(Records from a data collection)

▼

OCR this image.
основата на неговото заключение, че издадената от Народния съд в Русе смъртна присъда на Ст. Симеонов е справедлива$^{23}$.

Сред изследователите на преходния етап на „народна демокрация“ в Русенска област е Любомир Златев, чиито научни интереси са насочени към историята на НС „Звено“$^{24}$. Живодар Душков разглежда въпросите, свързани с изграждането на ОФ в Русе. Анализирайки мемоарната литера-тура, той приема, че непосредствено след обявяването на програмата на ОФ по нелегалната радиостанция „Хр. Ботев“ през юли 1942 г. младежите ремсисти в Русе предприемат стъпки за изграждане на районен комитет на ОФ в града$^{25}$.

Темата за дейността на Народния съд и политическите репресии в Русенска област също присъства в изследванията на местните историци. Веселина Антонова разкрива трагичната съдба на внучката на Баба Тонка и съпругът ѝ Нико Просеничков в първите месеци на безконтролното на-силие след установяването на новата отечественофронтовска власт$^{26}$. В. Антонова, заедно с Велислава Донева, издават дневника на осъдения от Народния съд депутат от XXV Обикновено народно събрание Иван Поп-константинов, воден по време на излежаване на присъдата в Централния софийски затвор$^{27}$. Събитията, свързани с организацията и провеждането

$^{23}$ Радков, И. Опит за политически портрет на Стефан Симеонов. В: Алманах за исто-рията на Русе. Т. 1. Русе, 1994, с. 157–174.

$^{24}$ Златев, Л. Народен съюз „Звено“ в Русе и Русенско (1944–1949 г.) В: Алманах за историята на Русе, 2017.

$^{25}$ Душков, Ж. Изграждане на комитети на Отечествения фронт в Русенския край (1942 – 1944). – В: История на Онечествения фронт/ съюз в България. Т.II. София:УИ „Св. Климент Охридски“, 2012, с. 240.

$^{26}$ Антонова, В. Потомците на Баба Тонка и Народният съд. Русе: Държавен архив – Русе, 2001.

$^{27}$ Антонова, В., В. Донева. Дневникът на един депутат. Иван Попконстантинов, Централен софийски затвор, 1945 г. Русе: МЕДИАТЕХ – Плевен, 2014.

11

▲

What you have to do: Make an exact copy of the material above.

Solution:
OCR this image.
основата на неговото заключение, че издадената от Народния съд в Русе смъртна присъда на Ст. Симеонов е справедлива$^{23}$.

Сред изследователите на преходния етап на „народна демокрация“ в Русенска област е Любомир Златев, чиито научни интереси са насочени към историята на НС „Звено“$^{24}$. Живодар Душков разглежда въпросите, свързани с изграждането на ОФ в Русе. Анализирайки мемоарната литера-тура, той приема, че непосредствено след обявяването на програмата на ОФ по нелегалната радиостанция „Хр. Ботев“ през юли 1942 г. младежите ремсисти в Русе предприемат стъпки за изграждане на районен комитет на ОФ в града$^{25}$.

Темата за дейността на Народния съд и политическите репресии в Русенска област също присъства в изследванията на местните историци. Веселина Антонова разкрива трагичната съдба на внучката на Баба Тонка и съпругът ѝ Нико Просеничков в първите месеци на безконтролното на-силие след установяването на новата отечественофронтовска власт$^{26}$. В. Антонова, заедно с Велислава Донева, издават дневника на осъдения от Народния съд депутат от XXV Обикновено народно събрание Иван Поп-константинов, воден по време на излежаване на присъдата в Централния софийски затвор$^{27}$. Събитията, свързани с организацията и провеждането

$^{23}$ Радков, И. Опит за политически портрет на Стефан Симеонов. В: Алманах за исто-рията на Русе. Т. 1. Русе, 1994, с. 157–174.

$^{24}$ Златев, Л. Народен съюз „Звено“ в Русе и Русенско (1944–1949 г.) В: Алманах за историята на Русе, 2017.

$^{25}$ Душков, Ж. Изграждане на комитети на Отечествения фронт в Русенския край (1942 – 1944). – В: История на Онечествения фронт/ съюз в България. Т.II. София:УИ „Св. Климент Охридски“, 2012, с. 240.

$^{26}$ Антонова, В. Потомците на Баба Тонка и Народният съд. Русе: Държавен архив – Русе, 2001.

$^{27}$ Антонова, В., В. Донева. Дневникът на един депутат. Иван Попконстантинов, Централен софийски затвор, 1945 г. Русе: МЕДИАТЕХ – Плевен, 2014.

11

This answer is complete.